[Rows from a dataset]
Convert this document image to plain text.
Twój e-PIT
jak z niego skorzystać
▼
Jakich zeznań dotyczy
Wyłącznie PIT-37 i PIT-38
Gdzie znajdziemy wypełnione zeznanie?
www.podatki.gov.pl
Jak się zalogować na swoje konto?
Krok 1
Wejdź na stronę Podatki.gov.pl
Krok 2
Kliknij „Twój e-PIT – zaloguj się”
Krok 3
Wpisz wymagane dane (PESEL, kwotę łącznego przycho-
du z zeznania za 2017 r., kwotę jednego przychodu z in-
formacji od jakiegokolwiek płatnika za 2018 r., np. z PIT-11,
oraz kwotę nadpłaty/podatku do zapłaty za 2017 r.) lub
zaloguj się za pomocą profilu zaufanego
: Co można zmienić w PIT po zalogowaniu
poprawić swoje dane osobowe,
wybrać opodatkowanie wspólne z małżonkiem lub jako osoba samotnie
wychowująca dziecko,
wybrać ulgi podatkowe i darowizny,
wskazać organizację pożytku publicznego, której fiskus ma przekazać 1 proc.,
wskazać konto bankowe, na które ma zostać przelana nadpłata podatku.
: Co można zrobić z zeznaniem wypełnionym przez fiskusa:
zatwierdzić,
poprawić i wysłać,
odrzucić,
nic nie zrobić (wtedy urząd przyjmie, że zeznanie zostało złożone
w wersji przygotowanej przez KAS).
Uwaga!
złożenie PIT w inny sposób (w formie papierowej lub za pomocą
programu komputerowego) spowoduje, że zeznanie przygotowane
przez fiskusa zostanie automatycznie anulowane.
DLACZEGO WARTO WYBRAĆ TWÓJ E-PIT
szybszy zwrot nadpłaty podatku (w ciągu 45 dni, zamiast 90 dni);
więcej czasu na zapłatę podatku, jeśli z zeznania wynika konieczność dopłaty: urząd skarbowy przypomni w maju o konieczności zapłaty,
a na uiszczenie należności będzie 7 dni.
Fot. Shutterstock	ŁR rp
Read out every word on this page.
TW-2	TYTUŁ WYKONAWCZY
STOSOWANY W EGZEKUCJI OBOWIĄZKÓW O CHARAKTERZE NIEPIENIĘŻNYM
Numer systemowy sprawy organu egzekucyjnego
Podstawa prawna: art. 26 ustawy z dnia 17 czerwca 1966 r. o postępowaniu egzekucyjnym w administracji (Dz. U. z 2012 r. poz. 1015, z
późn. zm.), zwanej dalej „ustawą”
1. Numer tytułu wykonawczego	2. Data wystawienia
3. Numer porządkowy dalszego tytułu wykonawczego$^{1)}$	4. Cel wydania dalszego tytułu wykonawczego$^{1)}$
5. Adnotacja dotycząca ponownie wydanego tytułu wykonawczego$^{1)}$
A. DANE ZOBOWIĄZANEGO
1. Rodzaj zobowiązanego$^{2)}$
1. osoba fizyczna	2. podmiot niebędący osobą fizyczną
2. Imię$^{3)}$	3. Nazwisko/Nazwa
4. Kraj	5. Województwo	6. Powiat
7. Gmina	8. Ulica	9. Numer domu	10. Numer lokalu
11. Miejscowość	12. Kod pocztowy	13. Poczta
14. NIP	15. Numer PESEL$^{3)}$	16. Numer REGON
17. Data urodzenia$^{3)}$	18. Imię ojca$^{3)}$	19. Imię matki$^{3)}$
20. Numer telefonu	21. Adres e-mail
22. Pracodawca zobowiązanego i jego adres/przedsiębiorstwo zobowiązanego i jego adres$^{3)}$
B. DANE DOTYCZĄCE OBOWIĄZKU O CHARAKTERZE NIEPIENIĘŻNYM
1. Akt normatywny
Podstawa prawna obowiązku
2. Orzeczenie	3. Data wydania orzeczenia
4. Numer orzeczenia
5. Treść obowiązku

Stated goal. Scan the entries above for the word "tytułu" and collect each line holding it.

Result.
1. Numer tytułu wykonawczego	2. Data wystawienia
3. Numer porządkowy dalszego tytułu wykonawczego$^{1)}$	4. Cel wydania dalszego tytułu wykonawczego$^{1)}$
5. Adnotacja dotycząca ponownie wydanego tytułu wykonawczego$^{1)}$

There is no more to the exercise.